-- WHAT YOU HAVE TO DO --
Return every line of the data below that includes the string "them".

-- RECORD EXTRACTS --
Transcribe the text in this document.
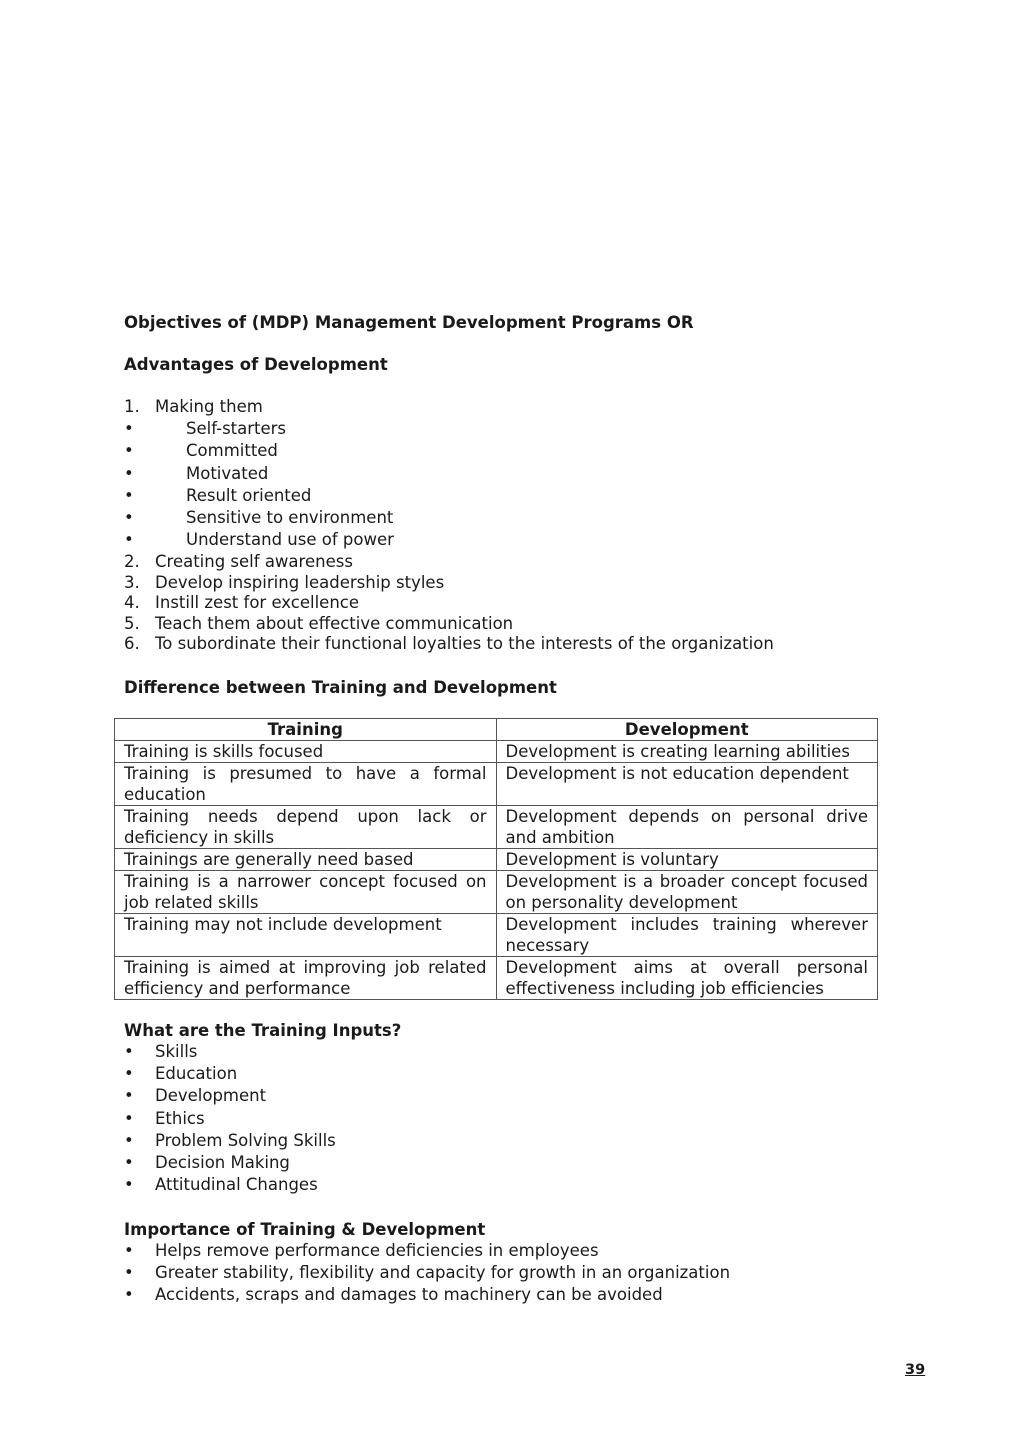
Objectives of (MDP) Management Development Programs OR

Advantages of Development

1. Making them
•	Self-starters
•	Committed
•	Motivated
•	Result oriented
•	Sensitive to environment
•	Understand use of power
2. Creating self awareness
3. Develop inspiring leadership styles
4. Instill zest for excellence
5. Teach them about effective communication
6. To subordinate their functional loyalties to the interests of the organization

Difference between Training and Development

Training	Development
Training is skills focused	Development is creating learning abilities
Training is presumed to have a formal education	Development is not education dependent
Training needs depend upon lack or deficiency in skills	Development depends on personal drive and ambition
Trainings are generally need based	Development is voluntary
Training is a narrower concept focused on job related skills	Development is a broader concept focused on personality development
Training may not include development	Development includes training wherever necessary
Training is aimed at improving job related efficiency and performance	Development aims at overall personal effectiveness including job efficiencies

What are the Training Inputs?

• Skills
• Education
• Development
• Ethics
• Problem Solving Skills
• Decision Making
• Attitudinal Changes

Importance of Training & Development

• Helps remove performance deficiencies in employees
• Greater stability, flexibility and capacity for growth in an organization
• Accidents, scraps and damages to machinery can be avoided
39
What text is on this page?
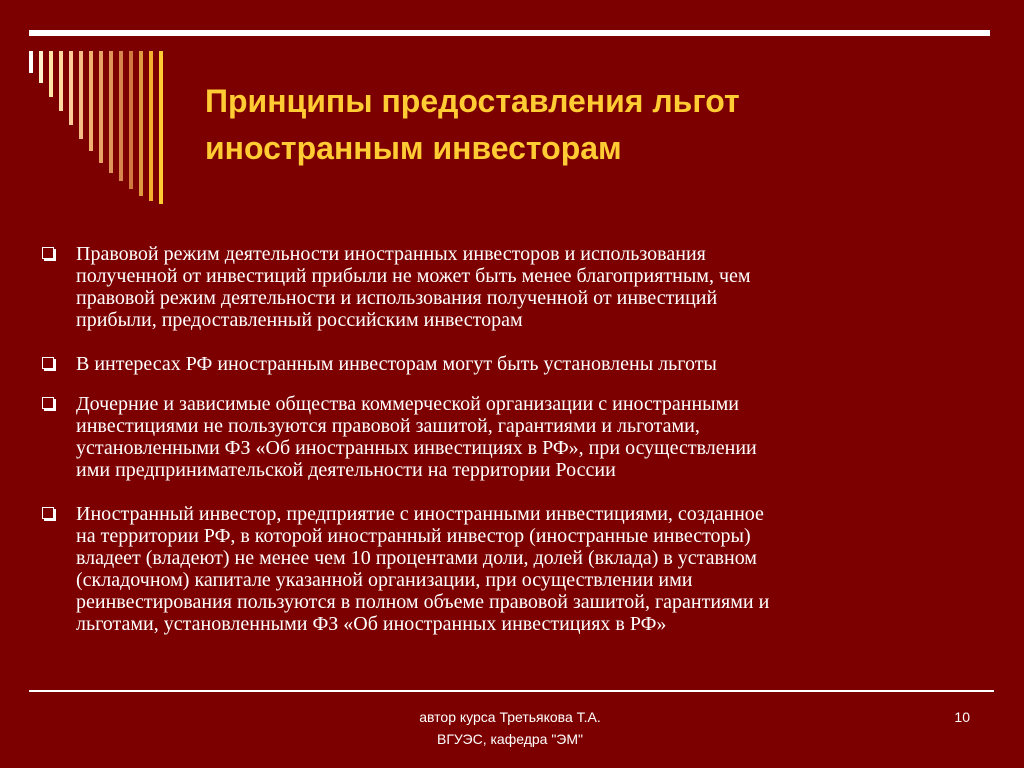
Принципы предоставления льгот
иностранным инвесторам
Правовой режим деятельности иностранных инвесторов и использования
полученной от инвестиций прибыли не может быть менее благоприятным, чем
правовой режим деятельности и использования полученной от инвестиций
прибыли, предоставленный российским инвесторам
В интересах РФ иностранным инвесторам могут быть установлены льготы
Дочерние и зависимые общества коммерческой организации с иностранными
инвестициями не пользуются правовой зашитой, гарантиями и льготами,
установленными ФЗ «Об иностранных инвестициях в РФ», при осуществлении
ими предпринимательской деятельности на территории России
Иностранный инвестор, предприятие с иностранными инвестициями, созданное
на территории РФ, в которой иностранный инвестор (иностранные инвесторы)
владеет (владеют) не менее чем 10 процентами доли, долей (вклада) в уставном
(складочном) капитале указанной организации, при осуществлении ими
реинвестирования пользуются в полном объеме правовой зашитой, гарантиями и
льготами, установленными ФЗ «Об иностранных инвестициях в РФ»
автор курса Третьякова Т.А.
ВГУЭС, кафедра "ЭМ"
10
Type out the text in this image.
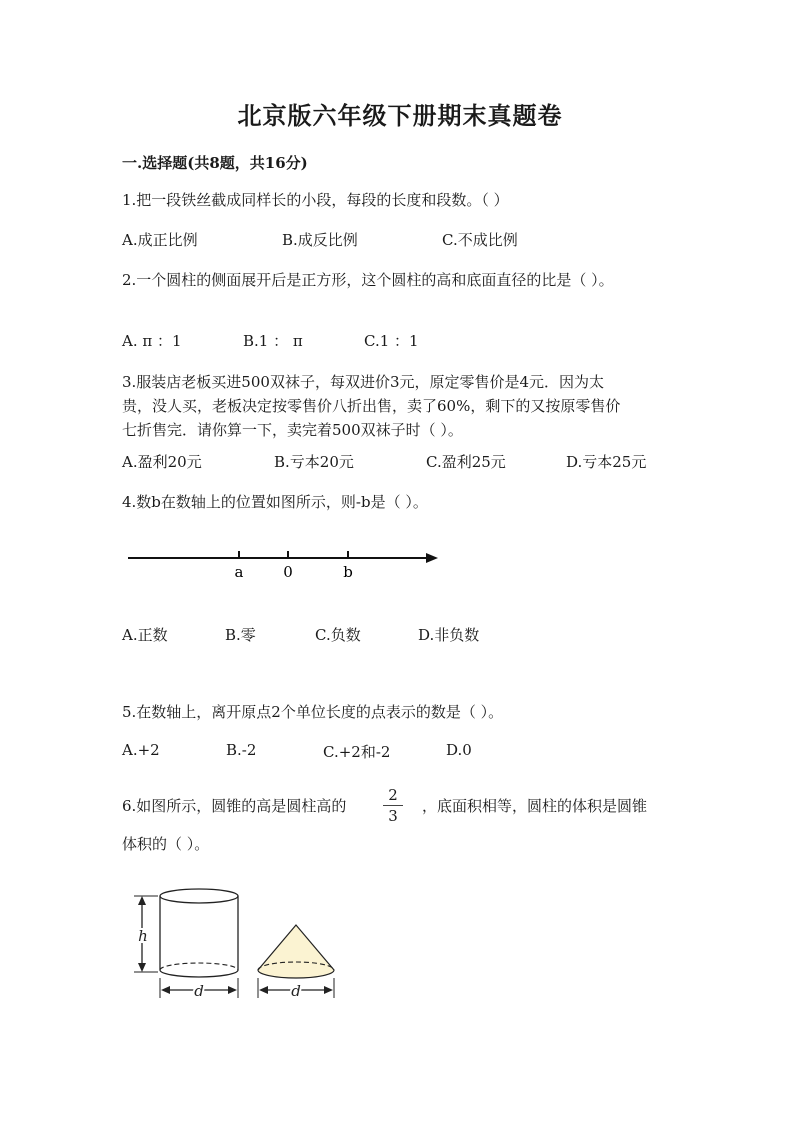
北京版六年级下册期末真题卷
一.选择题(共8题，共16分)
1.把一段铁丝截成同样长的小段，每段的长度和段数。（ ）
A.成正比例	B.成反比例	C.不成比例
2.一个圆柱的侧面展开后是正方形，这个圆柱的高和底面直径的比是（ ）。
A. π ：1	B.1 ： π	C.1 ：1
3.服装店老板买进500双袜子，每双进价3元，原定零售价是4元．因为太
贵，没人买，老板决定按零售价八折出售，卖了60%，剩下的又按原零售价
七折售完．请你算一下，卖完着500双袜子时（ ）。
A.盈利20元	B.亏本20元	C.盈利25元	D.亏本25元
4.数b在数轴上的位置如图所示，则-b是（ ）。
a	0	b
A.正数	B.零	C.负数	D.非负数
5.在数轴上，离开原点2个单位长度的点表示的数是（ ）。
A.+2	B.-2	C.+2和-2	D.0
6.如图所示，圆锥的高是圆柱高的
2
3
，底面积相等，圆柱的体积是圆锥
体积的（ ）。
h
d	d
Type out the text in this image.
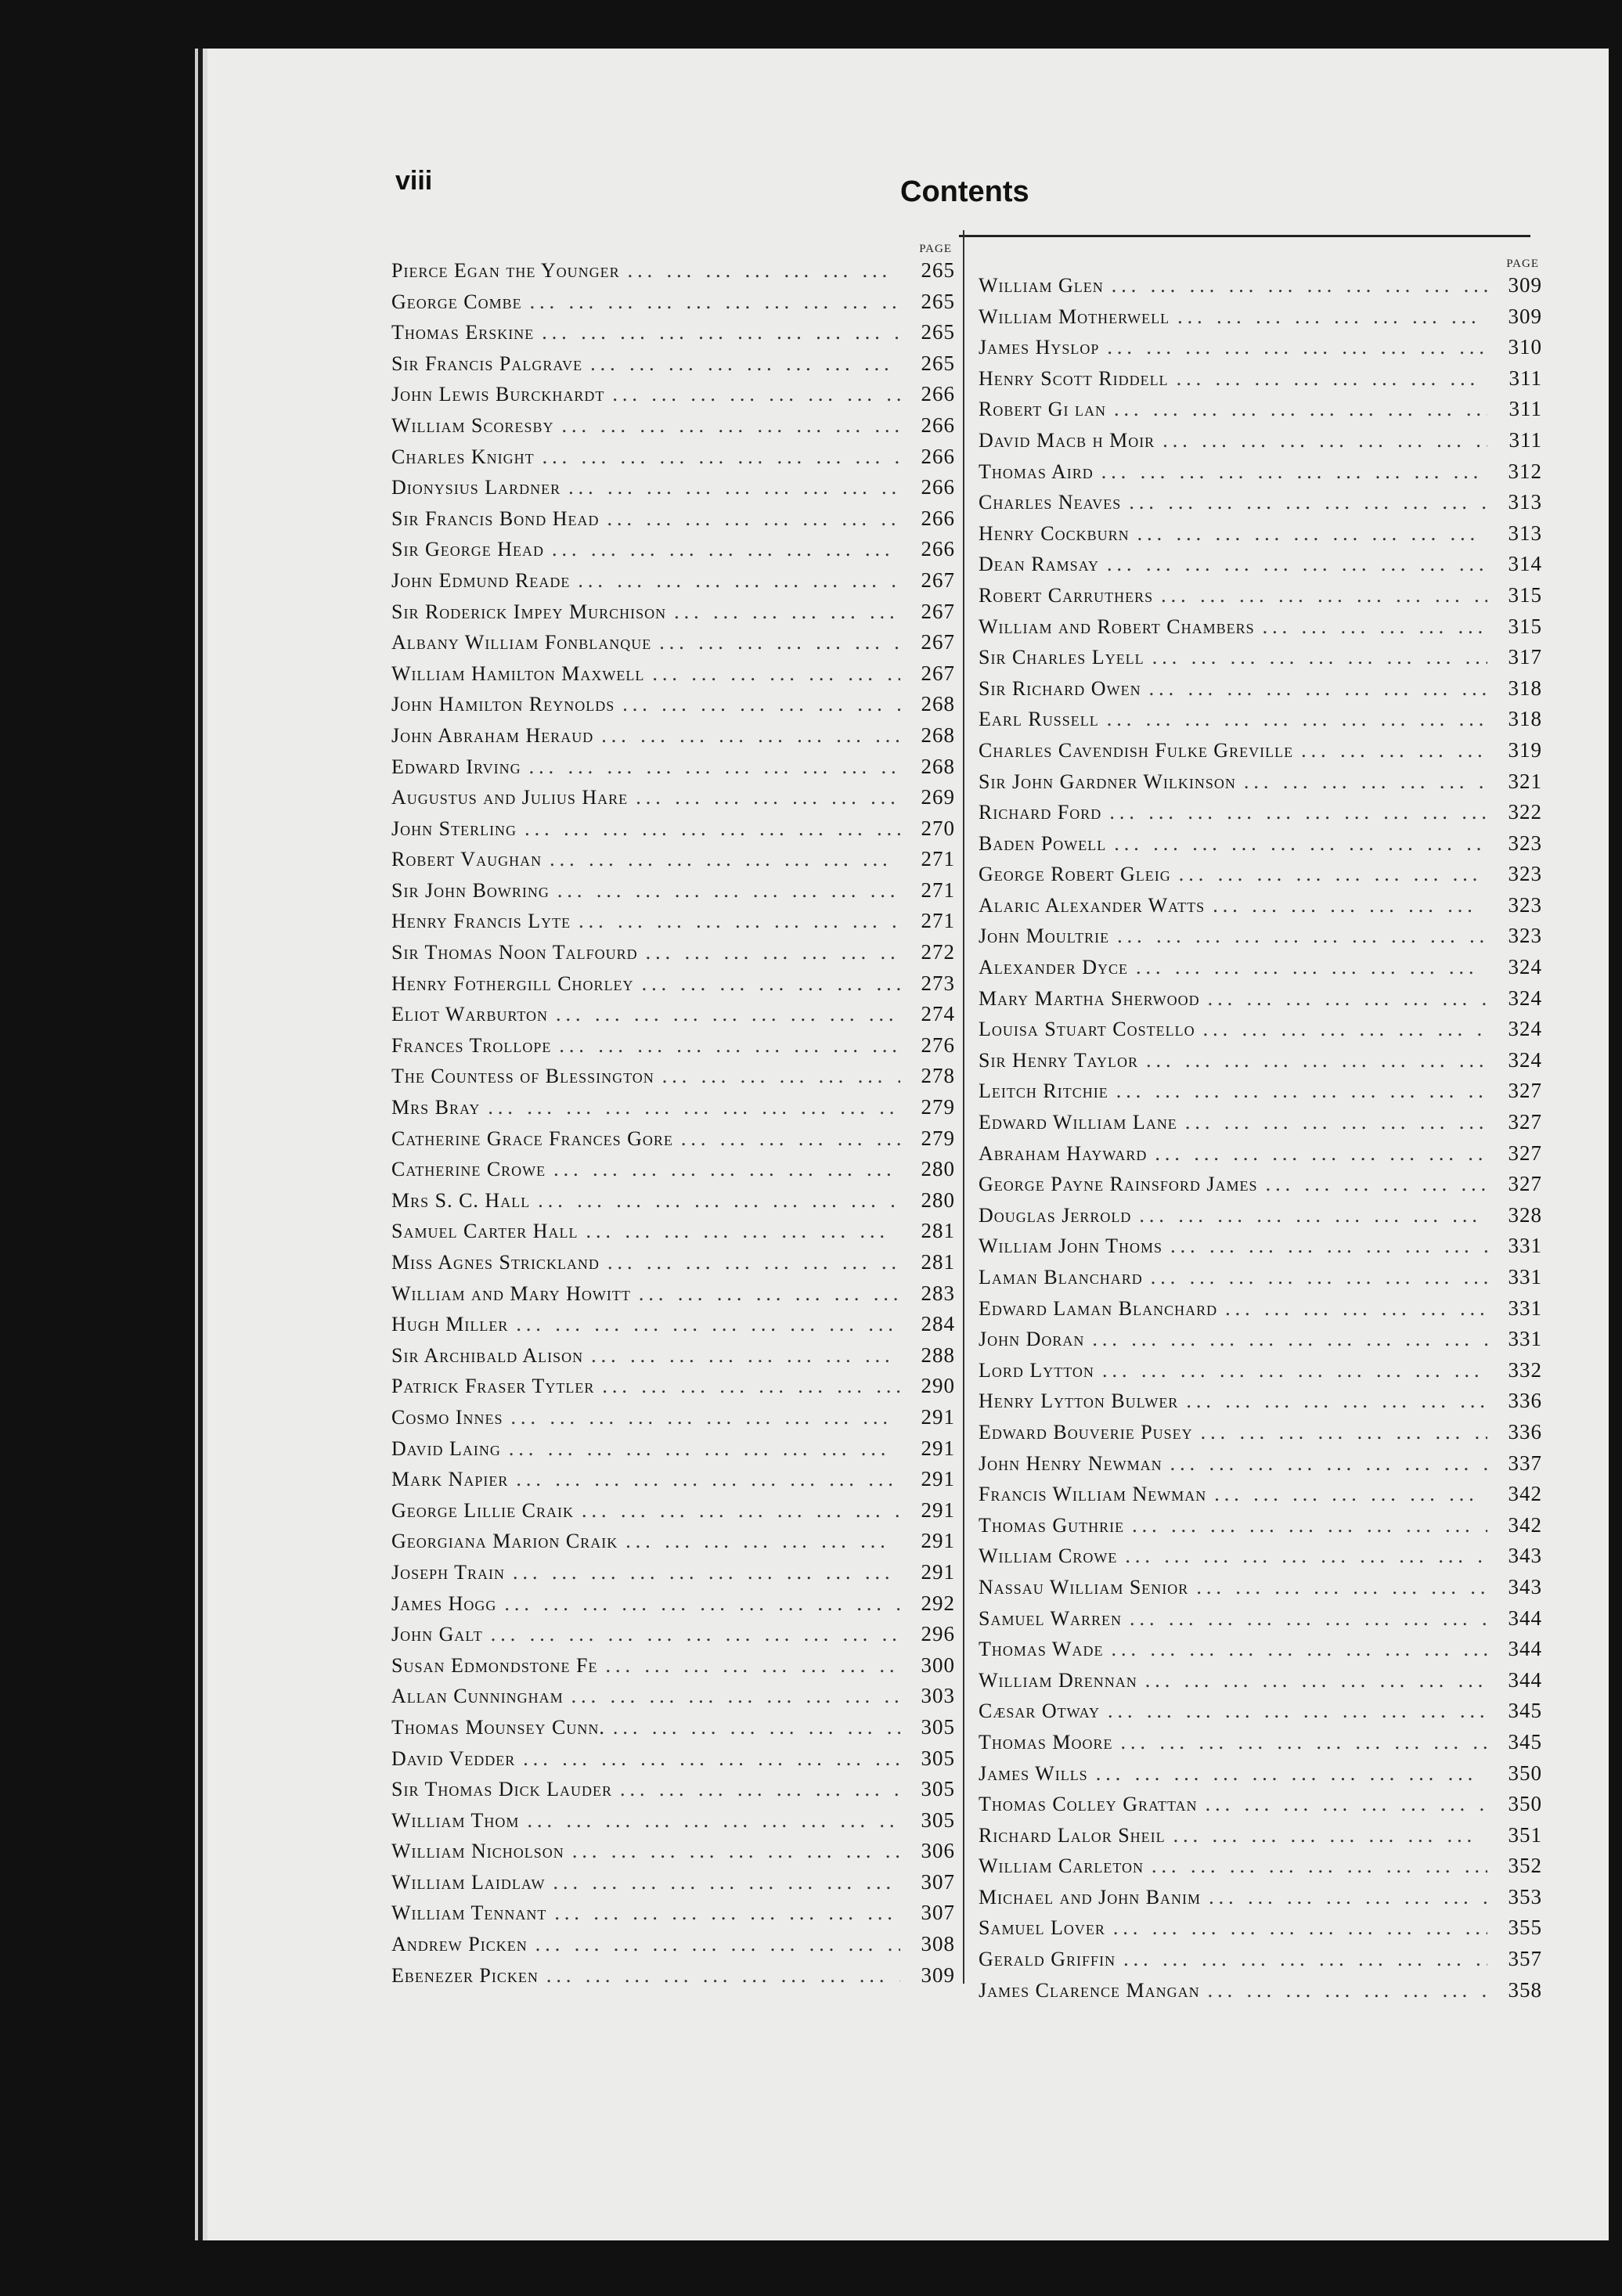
viii	Contents
PAGE
Pierce Egan the Younger ... .	265
George Combe ... .	265
Thomas Erskine ... .	265
Sir Francis Palgrave ... .	265
John Lewis Burckhardt ... .	266
William Scoresby ... .	266
Charles Knight ... .	266
Dionysius Lardner ... .	266
Sir Francis Bond Head ... .	266
Sir George Head ... .	266
John Edmund Reade ... .	267
Sir Roderick Impey Murchison ... .	267
Albany William Fonblanque ... .	267
William Hamilton Maxwell ... .	267
John Hamilton Reynolds ... .	268
John Abraham Heraud ... .	268
Edward Irving ... .	268
Augustus and Julius Hare ... .	269
John Sterling ... .	270
Robert Vaughan ... .	271
Sir John Bowring ... .	271
Henry Francis Lyte ... .	271
Sir Thomas Noon Talfourd ... .	272
Henry Fothergill Chorley ... .	273
Eliot Warburton ... .	274
Frances Trollope ... .	276
The Countess of Blessington ... .	278
Mrs Bray ... .	279
Catherine Grace Frances Gore ... .	279
Catherine Crowe ... .	280
Mrs S. C. Hall ... .	280
Samuel Carter Hall ... .	281
Miss Agnes Strickland ... .	281
William and Mary Howitt ... .	283
Hugh Miller ... .	284
Sir Archibald Alison ... .	288
Patrick Fraser Tytler ... .	290
Cosmo Innes ... .	291
David Laing ... .	291
Mark Napier ... .	291
George Lillie Craik ... .	291
Georgiana Marion Craik ... .	291
Joseph Train ... .	291
James Hogg ... .	292
John Galt ... .	296
Susan Edmondstone Fe ... .	300
Allan Cunningham ... .	303
Thomas Mounsey Cunn. ... .	305
David Vedder ... .	305
Sir Thomas Dick Lauder ... .	305
William Thom ... .	305
William Nicholson ... .	306
William Laidlaw ... .	307
William Tennant ... .	307
Andrew Picken ... .	308
Ebenezer Picken ... .	309
PAGE
William Glen ... .	309
William Motherwell ... .	309
James Hyslop ... .	310
Henry Scott Riddell ... .	311
Robert Gi lan ... .	311
David Macb h Moir ... .	311
Thomas Aird ... .	312
Charles Neaves ... .	313
Henry Cockburn ... .	313
Dean Ramsay ... .	314
Robert Carruthers ... .	315
William and Robert Chambers ... .	315
Sir Charles Lyell ... .	317
Sir Richard Owen ... .	318
Earl Russell ... .	318
Charles Cavendish Fulke Greville ... .	319
Sir John Gardner Wilkinson ... .	321
Richard Ford ... .	322
Baden Powell ... .	323
George Robert Gleig ... .	323
Alaric Alexander Watts ... .	323
John Moultrie ... .	323
Alexander Dyce ... .	324
Mary Martha Sherwood ... .	324
Louisa Stuart Costello ... .	324
Sir Henry Taylor ... .	324
Leitch Ritchie ... .	327
Edward William Lane ... .	327
Abraham Hayward ... .	327
George Payne Rainsford James ... .	327
Douglas Jerrold ... .	328
William John Thoms ... .	331
Laman Blanchard ... .	331
Edward Laman Blanchard ... .	331
John Doran ... .	331
Lord Lytton ... .	332
Henry Lytton Bulwer ... .	336
Edward Bouverie Pusey ... .	336
John Henry Newman ... .	337
Francis William Newman ... .	342
Thomas Guthrie ... .	342
William Crowe ... .	343
Nassau William Senior ... .	343
Samuel Warren ... .	344
Thomas Wade ... .	344
William Drennan ... .	344
Cæsar Otway ... .	345
Thomas Moore ... .	345
James Wills ... .	350
Thomas Colley Grattan ... .	350
Richard Lalor Sheil ... .	351
William Carleton ... .	352
Michael and John Banim ... .	353
Samuel Lover ... .	355
Gerald Griffin ... .	357
James Clarence Mangan ... .	358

-- THE RESULT --
1. Making them
5. Teach them about effective communication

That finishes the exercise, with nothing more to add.